WRITTEN PROBLEM –
Transcribe the records that follow. Keep every word exactly, and drop the pictures.

(Records from a collection of figures)

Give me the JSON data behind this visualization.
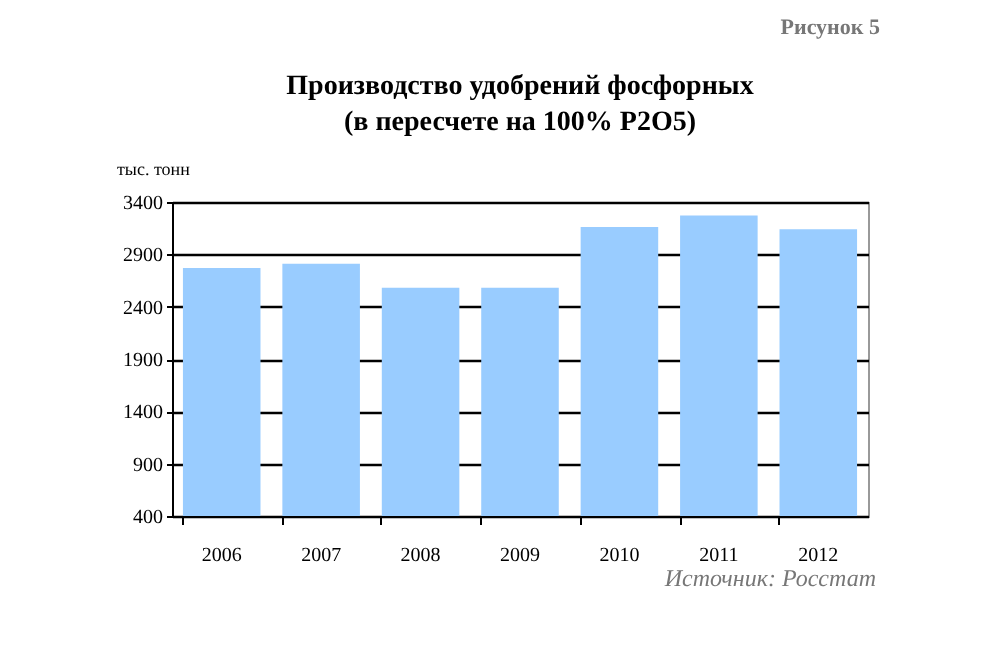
{
  "chart_data": {
    "type": "bar",
    "title": "Производство удобрений фосфорных",
    "subtitle": "(в пересчете на 100% P2O5)",
    "ylabel": "тыс. тонн",
    "annotations": [
      "Рисунок 5",
      "Источник: Росстат"
    ],
    "categories": [
      "2006",
      "2007",
      "2008",
      "2009",
      "2010",
      "2011",
      "2012"
    ],
    "values": [
      2770,
      2810,
      2580,
      2580,
      3160,
      3270,
      3140
    ],
    "color": "#99ccff",
    "ylim": [
      400,
      3400
    ],
    "yticks": [
      400,
      900,
      1400,
      1900,
      2400,
      2900,
      3400
    ],
    "grid": "y"
  }
}
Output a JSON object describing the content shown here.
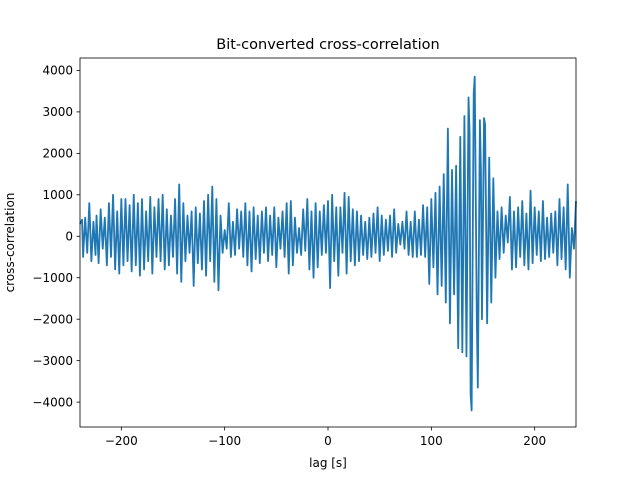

COMPLETED EXERCISE –
Give me the JSON data behind this visualization.
{
  "chart_data": {
    "type": "bar",
    "title": "Производство удобрений фосфорных",
    "subtitle": "(в пересчете на 100% P2O5)",
    "ylabel": "тыс. тонн",
    "annotations": [
      "Рисунок 5",
      "Источник: Росстат"
    ],
    "categories": [
      "2006",
      "2007",
      "2008",
      "2009",
      "2010",
      "2011",
      "2012"
    ],
    "values": [
      2770,
      2810,
      2580,
      2580,
      3160,
      3270,
      3140
    ],
    "color": "#99ccff",
    "ylim": [
      400,
      3400
    ],
    "yticks": [
      400,
      900,
      1400,
      1900,
      2400,
      2900,
      3400
    ],
    "grid": "y"
  }
}
Output a JSON object describing the content shown here.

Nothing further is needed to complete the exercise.